• PROVIDED INFORMATION:
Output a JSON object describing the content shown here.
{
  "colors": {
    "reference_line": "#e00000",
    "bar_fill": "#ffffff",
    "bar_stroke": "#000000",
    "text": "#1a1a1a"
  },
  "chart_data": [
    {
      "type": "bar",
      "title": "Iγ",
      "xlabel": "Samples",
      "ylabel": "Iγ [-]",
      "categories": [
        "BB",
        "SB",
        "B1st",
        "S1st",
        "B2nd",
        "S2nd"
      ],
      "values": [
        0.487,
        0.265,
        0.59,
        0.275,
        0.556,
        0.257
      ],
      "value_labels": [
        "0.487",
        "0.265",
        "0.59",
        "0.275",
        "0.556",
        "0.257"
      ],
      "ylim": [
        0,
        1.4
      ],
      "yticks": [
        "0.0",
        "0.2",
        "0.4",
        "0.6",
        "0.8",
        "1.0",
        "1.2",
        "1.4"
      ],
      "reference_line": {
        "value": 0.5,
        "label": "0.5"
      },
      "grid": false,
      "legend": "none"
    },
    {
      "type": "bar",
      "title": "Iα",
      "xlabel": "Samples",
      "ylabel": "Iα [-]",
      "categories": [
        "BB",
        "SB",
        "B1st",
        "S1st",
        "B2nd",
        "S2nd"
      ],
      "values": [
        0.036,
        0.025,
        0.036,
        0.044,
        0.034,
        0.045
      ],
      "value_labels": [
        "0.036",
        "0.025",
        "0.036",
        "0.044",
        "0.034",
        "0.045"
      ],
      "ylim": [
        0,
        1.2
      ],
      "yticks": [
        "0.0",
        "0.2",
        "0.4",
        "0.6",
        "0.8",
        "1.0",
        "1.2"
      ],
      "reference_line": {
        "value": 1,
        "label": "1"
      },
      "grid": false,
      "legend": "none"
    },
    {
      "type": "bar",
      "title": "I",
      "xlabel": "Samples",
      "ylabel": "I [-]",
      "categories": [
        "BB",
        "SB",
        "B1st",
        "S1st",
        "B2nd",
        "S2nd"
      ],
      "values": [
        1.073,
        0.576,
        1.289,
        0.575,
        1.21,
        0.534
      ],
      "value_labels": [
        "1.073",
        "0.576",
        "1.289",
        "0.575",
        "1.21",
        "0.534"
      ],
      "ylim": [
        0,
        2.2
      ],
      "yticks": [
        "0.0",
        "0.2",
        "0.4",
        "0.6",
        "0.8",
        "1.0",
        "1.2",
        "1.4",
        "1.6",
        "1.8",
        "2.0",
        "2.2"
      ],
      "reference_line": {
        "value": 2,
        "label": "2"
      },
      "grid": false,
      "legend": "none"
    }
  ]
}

• THE PROBLEM: All records above must be set down exactly, please.

• FINAL RESULT:
Output a JSON object describing the content shown here.
{
  "colors": {
    "reference_line": "#e00000",
    "bar_fill": "#ffffff",
    "bar_stroke": "#000000",
    "text": "#1a1a1a"
  },
  "chart_data": [
    {
      "type": "bar",
      "title": "Iγ",
      "xlabel": "Samples",
      "ylabel": "Iγ [-]",
      "categories": [
        "BB",
        "SB",
        "B1st",
        "S1st",
        "B2nd",
        "S2nd"
      ],
      "values": [
        0.487,
        0.265,
        0.59,
        0.275,
        0.556,
        0.257
      ],
      "value_labels": [
        "0.487",
        "0.265",
        "0.59",
        "0.275",
        "0.556",
        "0.257"
      ],
      "ylim": [
        0,
        1.4
      ],
      "yticks": [
        "0.0",
        "0.2",
        "0.4",
        "0.6",
        "0.8",
        "1.0",
        "1.2",
        "1.4"
      ],
      "reference_line": {
        "value": 0.5,
        "label": "0.5"
      },
      "grid": false,
      "legend": "none"
    },
    {
      "type": "bar",
      "title": "Iα",
      "xlabel": "Samples",
      "ylabel": "Iα [-]",
      "categories": [
        "BB",
        "SB",
        "B1st",
        "S1st",
        "B2nd",
        "S2nd"
      ],
      "values": [
        0.036,
        0.025,
        0.036,
        0.044,
        0.034,
        0.045
      ],
      "value_labels": [
        "0.036",
        "0.025",
        "0.036",
        "0.044",
        "0.034",
        "0.045"
      ],
      "ylim": [
        0,
        1.2
      ],
      "yticks": [
        "0.0",
        "0.2",
        "0.4",
        "0.6",
        "0.8",
        "1.0",
        "1.2"
      ],
      "reference_line": {
        "value": 1,
        "label": "1"
      },
      "grid": false,
      "legend": "none"
    },
    {
      "type": "bar",
      "title": "I",
      "xlabel": "Samples",
      "ylabel": "I [-]",
      "categories": [
        "BB",
        "SB",
        "B1st",
        "S1st",
        "B2nd",
        "S2nd"
      ],
      "values": [
        1.073,
        0.576,
        1.289,
        0.575,
        1.21,
        0.534
      ],
      "value_labels": [
        "1.073",
        "0.576",
        "1.289",
        "0.575",
        "1.21",
        "0.534"
      ],
      "ylim": [
        0,
        2.2
      ],
      "yticks": [
        "0.0",
        "0.2",
        "0.4",
        "0.6",
        "0.8",
        "1.0",
        "1.2",
        "1.4",
        "1.6",
        "1.8",
        "2.0",
        "2.2"
      ],
      "reference_line": {
        "value": 2,
        "label": "2"
      },
      "grid": false,
      "legend": "none"
    }
  ]
}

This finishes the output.